** START EXTRACTED ENTRIES **
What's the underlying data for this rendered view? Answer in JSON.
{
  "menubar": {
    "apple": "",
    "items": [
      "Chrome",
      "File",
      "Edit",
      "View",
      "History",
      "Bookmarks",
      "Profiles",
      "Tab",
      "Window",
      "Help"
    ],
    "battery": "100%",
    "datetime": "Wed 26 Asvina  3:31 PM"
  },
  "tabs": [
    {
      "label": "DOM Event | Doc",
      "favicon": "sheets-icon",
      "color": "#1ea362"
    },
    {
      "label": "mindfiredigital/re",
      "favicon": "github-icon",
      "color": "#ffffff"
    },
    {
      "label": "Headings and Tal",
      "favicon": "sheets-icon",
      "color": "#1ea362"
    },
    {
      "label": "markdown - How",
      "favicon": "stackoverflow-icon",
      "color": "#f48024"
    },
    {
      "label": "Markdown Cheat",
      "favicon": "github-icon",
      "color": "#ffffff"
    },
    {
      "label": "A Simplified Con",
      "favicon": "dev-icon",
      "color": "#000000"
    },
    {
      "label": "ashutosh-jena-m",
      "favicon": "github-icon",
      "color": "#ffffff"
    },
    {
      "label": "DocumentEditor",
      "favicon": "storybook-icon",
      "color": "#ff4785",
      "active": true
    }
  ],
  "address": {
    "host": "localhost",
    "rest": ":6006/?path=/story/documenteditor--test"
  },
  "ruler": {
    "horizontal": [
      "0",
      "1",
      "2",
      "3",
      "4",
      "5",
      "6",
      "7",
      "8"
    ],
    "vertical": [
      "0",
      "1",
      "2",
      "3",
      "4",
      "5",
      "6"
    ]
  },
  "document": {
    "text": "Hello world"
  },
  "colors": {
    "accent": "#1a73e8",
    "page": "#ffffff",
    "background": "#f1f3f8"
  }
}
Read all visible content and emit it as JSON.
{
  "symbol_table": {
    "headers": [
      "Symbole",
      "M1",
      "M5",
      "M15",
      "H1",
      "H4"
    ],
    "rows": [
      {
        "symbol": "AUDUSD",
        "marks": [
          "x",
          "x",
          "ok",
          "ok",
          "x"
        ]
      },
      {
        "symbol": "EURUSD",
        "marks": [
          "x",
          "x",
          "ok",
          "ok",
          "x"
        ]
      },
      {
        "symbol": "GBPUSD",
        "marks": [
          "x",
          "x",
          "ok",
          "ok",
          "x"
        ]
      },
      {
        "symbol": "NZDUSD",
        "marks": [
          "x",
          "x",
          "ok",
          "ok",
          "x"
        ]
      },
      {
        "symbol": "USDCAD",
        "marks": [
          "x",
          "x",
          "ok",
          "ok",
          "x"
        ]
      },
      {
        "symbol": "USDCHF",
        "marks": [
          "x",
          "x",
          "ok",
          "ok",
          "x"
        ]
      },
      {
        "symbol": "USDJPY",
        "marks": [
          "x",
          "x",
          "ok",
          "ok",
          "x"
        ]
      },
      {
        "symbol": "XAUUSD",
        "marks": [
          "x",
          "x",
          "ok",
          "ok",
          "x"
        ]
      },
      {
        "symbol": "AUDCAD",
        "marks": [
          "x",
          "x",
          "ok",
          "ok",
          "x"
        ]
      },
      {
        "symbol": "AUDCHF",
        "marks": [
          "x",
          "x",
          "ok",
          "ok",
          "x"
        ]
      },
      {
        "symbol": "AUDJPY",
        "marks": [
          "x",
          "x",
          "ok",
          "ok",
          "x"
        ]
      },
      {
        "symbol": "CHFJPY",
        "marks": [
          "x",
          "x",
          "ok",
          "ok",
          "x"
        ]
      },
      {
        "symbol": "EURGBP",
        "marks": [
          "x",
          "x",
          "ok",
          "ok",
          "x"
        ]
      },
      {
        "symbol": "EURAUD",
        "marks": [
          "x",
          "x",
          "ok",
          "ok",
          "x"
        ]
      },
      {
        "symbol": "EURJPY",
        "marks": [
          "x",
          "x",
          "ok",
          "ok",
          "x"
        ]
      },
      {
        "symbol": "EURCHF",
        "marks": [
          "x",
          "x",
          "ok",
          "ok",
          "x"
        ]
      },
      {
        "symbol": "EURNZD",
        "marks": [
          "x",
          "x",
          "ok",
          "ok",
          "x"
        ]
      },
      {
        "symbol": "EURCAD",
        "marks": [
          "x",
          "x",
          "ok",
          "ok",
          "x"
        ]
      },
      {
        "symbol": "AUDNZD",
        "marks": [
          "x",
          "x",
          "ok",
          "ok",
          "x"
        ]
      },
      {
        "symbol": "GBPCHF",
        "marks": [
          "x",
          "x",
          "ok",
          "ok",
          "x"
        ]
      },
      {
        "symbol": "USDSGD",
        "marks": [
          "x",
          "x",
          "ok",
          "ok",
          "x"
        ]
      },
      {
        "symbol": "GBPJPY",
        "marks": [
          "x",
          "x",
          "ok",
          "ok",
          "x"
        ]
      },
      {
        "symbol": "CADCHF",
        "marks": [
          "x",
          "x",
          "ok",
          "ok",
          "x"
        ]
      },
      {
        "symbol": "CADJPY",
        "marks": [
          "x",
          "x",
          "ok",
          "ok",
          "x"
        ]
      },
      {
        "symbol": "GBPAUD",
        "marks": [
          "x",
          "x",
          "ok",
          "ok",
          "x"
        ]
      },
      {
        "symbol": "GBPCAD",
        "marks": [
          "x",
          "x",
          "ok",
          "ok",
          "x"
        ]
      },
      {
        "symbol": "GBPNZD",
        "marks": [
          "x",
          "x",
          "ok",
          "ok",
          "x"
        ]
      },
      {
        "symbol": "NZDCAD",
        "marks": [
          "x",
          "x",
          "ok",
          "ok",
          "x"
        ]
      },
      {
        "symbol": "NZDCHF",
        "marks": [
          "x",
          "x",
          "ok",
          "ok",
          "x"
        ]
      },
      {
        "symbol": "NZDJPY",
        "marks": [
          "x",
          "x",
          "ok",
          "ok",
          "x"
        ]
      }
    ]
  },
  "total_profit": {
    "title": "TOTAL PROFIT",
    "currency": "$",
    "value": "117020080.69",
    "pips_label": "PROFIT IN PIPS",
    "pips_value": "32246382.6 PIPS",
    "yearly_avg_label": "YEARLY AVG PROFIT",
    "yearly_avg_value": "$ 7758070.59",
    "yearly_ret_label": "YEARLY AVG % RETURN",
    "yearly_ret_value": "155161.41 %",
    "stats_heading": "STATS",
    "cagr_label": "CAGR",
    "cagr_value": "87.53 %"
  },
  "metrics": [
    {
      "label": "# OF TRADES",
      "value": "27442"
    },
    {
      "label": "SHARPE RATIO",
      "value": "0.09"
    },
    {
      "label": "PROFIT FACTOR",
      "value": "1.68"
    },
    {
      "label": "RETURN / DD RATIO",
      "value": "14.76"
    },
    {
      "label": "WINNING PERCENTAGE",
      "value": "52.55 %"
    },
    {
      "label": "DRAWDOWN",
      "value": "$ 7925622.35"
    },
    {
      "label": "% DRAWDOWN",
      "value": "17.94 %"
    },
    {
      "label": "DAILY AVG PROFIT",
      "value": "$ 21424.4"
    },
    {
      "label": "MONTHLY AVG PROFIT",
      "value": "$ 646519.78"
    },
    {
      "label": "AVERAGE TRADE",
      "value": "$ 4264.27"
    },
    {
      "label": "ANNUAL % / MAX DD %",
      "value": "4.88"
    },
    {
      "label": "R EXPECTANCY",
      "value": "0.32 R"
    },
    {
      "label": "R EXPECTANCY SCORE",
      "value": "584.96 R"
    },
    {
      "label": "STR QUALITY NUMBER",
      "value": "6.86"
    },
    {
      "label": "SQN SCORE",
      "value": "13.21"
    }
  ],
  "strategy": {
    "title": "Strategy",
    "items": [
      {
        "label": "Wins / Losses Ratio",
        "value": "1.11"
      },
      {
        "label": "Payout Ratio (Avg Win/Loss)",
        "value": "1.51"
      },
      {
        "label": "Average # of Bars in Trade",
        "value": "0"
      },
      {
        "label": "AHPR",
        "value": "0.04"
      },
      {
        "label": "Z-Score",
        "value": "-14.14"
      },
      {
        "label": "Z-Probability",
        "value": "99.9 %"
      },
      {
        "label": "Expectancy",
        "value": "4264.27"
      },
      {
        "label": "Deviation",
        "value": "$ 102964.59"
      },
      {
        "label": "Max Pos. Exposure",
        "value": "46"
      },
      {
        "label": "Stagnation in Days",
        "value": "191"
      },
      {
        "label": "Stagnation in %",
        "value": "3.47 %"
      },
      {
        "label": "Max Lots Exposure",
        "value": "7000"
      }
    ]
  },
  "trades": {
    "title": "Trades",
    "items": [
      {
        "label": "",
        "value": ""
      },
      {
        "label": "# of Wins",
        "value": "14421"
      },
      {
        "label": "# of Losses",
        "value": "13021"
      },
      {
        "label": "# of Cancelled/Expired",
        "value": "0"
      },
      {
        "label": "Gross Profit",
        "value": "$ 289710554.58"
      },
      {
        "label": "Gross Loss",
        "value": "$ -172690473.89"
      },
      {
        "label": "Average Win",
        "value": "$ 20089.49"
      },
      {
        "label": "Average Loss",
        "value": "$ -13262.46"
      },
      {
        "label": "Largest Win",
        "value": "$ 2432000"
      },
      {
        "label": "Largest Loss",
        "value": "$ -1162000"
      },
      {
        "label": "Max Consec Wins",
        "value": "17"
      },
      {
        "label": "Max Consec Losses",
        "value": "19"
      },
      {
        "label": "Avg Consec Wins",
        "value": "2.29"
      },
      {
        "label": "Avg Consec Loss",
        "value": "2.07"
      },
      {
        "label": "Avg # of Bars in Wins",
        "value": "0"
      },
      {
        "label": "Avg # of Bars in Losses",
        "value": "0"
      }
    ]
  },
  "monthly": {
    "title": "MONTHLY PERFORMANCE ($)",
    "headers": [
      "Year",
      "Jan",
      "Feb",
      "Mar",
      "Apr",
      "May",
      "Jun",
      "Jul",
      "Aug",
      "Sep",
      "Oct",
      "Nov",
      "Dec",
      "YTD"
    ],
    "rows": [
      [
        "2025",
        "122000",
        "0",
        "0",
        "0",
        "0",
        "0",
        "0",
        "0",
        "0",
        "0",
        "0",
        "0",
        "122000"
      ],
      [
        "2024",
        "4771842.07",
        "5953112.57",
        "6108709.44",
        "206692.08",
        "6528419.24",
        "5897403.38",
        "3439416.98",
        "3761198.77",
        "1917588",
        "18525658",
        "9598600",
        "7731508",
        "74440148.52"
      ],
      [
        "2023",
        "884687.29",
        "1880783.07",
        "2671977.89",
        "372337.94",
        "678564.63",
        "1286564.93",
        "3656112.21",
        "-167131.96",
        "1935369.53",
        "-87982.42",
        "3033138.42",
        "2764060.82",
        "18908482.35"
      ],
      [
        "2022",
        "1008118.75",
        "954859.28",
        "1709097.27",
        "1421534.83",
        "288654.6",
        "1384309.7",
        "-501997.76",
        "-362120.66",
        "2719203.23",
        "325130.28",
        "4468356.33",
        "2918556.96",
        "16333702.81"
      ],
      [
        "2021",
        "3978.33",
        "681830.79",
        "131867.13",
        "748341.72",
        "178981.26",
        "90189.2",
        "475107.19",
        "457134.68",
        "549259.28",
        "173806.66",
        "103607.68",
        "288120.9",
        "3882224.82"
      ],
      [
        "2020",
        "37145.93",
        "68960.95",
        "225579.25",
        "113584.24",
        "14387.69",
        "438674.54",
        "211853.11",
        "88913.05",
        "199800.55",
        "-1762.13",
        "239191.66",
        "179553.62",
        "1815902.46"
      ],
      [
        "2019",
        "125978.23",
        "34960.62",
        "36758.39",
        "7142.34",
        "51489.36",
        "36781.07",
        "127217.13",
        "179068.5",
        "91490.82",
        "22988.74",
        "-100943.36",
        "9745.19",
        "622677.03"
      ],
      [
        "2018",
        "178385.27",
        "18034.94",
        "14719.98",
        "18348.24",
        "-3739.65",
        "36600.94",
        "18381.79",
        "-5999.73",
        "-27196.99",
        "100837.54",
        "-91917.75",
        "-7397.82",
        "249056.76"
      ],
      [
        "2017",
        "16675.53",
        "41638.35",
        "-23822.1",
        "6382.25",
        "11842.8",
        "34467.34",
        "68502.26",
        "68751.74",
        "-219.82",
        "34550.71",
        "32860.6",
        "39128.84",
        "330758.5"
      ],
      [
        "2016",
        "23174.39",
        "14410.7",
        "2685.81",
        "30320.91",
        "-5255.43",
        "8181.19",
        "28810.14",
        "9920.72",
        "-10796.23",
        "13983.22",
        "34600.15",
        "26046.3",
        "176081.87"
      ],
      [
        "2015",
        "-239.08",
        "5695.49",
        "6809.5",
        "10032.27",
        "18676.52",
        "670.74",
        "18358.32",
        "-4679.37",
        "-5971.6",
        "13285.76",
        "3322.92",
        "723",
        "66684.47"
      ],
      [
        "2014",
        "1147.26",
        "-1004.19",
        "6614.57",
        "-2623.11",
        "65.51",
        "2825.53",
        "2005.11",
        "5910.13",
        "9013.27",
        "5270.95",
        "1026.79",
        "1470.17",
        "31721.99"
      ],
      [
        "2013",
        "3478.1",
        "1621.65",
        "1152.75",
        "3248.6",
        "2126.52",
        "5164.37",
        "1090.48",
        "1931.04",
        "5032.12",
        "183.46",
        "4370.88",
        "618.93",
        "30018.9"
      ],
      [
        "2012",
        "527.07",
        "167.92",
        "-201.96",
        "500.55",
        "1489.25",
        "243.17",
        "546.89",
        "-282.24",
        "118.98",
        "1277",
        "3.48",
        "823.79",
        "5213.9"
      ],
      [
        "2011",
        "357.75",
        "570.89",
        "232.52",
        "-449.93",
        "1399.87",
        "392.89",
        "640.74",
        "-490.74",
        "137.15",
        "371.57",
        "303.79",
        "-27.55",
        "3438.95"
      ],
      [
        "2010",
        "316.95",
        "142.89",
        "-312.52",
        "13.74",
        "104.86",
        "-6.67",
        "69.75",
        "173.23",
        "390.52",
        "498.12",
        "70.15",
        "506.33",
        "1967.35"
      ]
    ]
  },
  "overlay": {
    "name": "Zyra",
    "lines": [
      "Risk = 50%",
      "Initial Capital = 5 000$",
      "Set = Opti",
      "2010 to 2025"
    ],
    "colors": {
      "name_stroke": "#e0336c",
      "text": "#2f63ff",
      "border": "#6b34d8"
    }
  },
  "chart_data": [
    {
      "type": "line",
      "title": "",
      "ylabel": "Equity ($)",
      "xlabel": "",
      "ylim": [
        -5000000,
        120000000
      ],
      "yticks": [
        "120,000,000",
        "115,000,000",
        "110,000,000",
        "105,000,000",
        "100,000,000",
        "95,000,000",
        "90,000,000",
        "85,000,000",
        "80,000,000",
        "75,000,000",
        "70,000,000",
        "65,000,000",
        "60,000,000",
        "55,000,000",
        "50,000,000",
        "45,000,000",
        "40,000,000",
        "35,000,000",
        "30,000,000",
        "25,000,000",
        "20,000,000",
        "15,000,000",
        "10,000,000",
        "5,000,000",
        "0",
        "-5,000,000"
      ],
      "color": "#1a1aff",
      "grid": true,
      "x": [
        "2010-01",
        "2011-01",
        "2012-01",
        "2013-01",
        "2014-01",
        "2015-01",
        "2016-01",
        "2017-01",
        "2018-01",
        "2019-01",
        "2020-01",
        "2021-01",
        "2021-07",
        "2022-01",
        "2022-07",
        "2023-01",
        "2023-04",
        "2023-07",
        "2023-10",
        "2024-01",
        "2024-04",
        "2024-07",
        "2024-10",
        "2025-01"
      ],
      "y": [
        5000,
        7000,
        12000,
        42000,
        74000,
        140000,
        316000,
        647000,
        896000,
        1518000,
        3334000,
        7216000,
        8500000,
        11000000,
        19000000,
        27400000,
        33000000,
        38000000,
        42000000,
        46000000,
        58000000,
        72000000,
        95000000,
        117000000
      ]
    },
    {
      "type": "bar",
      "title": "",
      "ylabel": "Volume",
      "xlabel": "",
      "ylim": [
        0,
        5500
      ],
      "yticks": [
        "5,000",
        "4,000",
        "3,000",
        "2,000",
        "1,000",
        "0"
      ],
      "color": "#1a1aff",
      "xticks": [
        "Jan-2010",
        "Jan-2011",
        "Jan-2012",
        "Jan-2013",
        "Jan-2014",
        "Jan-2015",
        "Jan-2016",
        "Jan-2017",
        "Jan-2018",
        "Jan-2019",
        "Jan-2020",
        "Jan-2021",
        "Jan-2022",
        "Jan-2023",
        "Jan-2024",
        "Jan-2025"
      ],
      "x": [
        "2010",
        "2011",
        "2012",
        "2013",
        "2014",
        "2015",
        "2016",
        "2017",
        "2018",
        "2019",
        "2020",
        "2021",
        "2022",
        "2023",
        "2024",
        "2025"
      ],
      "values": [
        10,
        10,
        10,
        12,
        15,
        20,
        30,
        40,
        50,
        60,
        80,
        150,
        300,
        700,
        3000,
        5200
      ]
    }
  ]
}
** END EXTRACTED ENTRIES **
WORK REQUIRED >>
A line counts if it holds the word "PIPS". Work out how many lines in the listing count, and give only that number.

PROBLEM SOLUTION >>
2